**Aim**
Scan the entries below. List each line with "Model".

**Data lines**

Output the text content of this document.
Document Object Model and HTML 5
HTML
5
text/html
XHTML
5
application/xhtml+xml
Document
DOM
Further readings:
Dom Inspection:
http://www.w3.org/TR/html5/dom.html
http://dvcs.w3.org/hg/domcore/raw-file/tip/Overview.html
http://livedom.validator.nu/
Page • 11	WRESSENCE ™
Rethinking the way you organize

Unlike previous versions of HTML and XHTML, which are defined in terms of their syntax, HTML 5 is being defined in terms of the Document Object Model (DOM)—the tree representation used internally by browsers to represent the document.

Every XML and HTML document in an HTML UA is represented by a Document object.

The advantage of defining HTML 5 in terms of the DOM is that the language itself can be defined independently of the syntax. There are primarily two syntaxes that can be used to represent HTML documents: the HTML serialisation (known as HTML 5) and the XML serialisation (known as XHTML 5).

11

**The reply**
Document Object Model and HTML 5
Unlike previous versions of HTML and XHTML, which are defined in terms of their syntax, HTML 5 is being defined in terms of the Document Object Model (DOM)—the tree representation used internally by browsers to represent the document.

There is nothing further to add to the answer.